**What to produce**
Within the data below, state how many lines contain the string "regular". Provide the number only.

(Data excerpts)
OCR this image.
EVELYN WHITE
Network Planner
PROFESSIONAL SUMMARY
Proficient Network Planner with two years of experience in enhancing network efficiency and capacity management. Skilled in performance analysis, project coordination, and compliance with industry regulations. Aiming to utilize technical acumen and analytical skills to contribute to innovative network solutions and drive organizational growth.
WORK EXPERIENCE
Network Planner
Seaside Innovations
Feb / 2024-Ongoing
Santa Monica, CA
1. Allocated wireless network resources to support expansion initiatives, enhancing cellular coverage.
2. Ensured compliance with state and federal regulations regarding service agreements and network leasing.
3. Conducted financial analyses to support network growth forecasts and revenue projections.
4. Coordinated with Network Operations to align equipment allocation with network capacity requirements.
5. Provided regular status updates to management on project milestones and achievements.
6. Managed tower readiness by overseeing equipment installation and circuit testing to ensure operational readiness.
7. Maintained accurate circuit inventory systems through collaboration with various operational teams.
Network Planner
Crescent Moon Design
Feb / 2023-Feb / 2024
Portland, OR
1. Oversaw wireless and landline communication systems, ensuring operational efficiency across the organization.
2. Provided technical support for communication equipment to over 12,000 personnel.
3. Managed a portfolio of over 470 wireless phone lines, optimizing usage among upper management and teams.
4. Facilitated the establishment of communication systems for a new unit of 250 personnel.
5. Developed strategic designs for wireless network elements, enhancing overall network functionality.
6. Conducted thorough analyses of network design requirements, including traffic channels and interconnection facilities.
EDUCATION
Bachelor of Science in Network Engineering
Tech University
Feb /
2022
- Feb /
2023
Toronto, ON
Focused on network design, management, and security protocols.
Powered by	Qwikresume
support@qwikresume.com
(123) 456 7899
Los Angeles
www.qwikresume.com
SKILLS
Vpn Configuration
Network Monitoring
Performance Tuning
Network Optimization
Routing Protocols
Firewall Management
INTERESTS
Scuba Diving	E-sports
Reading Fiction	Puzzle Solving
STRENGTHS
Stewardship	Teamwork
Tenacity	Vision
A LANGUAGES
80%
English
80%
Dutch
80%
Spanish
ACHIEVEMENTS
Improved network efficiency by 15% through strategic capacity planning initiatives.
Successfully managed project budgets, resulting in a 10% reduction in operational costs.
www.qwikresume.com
...
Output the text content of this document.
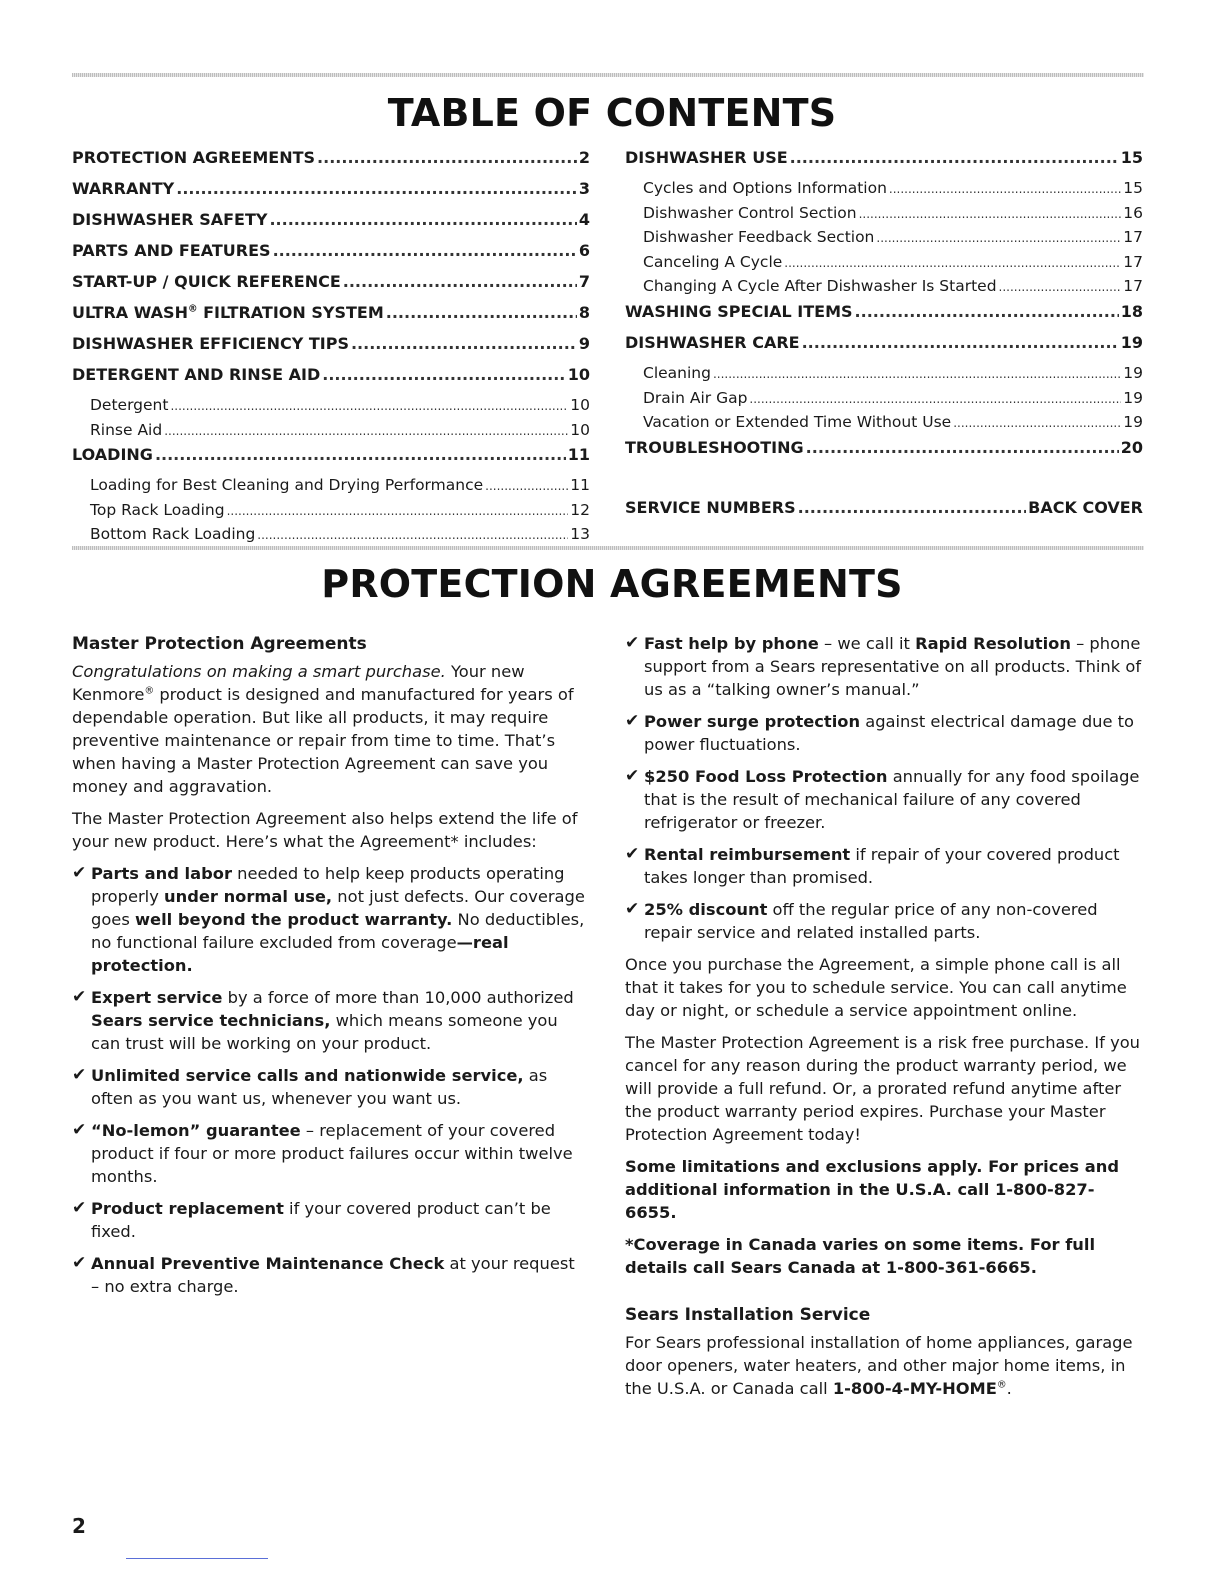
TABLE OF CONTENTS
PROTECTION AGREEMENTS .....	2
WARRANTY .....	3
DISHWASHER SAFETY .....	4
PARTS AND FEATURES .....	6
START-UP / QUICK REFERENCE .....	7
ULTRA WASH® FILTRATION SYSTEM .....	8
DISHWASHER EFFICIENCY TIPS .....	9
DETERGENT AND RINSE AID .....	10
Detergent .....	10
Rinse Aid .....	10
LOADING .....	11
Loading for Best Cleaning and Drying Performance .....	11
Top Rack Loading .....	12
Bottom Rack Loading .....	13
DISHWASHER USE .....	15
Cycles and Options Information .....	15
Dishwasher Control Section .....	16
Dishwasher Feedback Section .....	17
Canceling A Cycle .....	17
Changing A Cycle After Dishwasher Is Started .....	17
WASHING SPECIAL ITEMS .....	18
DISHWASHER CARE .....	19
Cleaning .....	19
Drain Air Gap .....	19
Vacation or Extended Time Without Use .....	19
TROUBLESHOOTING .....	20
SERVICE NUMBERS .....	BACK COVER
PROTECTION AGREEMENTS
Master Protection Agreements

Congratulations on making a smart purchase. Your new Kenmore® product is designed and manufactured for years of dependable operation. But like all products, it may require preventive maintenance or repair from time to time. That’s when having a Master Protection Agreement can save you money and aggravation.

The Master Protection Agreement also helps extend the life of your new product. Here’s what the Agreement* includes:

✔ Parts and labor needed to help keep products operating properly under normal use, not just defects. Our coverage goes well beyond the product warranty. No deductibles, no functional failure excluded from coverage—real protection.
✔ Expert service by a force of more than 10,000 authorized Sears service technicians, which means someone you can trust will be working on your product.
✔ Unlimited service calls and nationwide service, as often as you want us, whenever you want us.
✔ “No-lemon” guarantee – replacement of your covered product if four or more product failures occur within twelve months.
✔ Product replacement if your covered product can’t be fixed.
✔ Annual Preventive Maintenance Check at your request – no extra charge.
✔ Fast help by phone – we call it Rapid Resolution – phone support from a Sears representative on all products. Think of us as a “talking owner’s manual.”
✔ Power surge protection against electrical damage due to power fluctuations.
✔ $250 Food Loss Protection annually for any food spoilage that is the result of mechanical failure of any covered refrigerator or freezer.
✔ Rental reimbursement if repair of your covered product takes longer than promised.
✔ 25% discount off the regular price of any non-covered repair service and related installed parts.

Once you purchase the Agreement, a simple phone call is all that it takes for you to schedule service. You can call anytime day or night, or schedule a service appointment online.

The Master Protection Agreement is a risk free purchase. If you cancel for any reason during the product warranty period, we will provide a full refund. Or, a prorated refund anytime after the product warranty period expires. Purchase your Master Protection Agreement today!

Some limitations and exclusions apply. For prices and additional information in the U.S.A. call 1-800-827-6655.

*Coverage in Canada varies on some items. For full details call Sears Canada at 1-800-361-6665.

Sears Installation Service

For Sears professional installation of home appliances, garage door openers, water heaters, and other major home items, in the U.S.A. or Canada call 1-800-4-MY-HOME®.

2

**Task answer**
2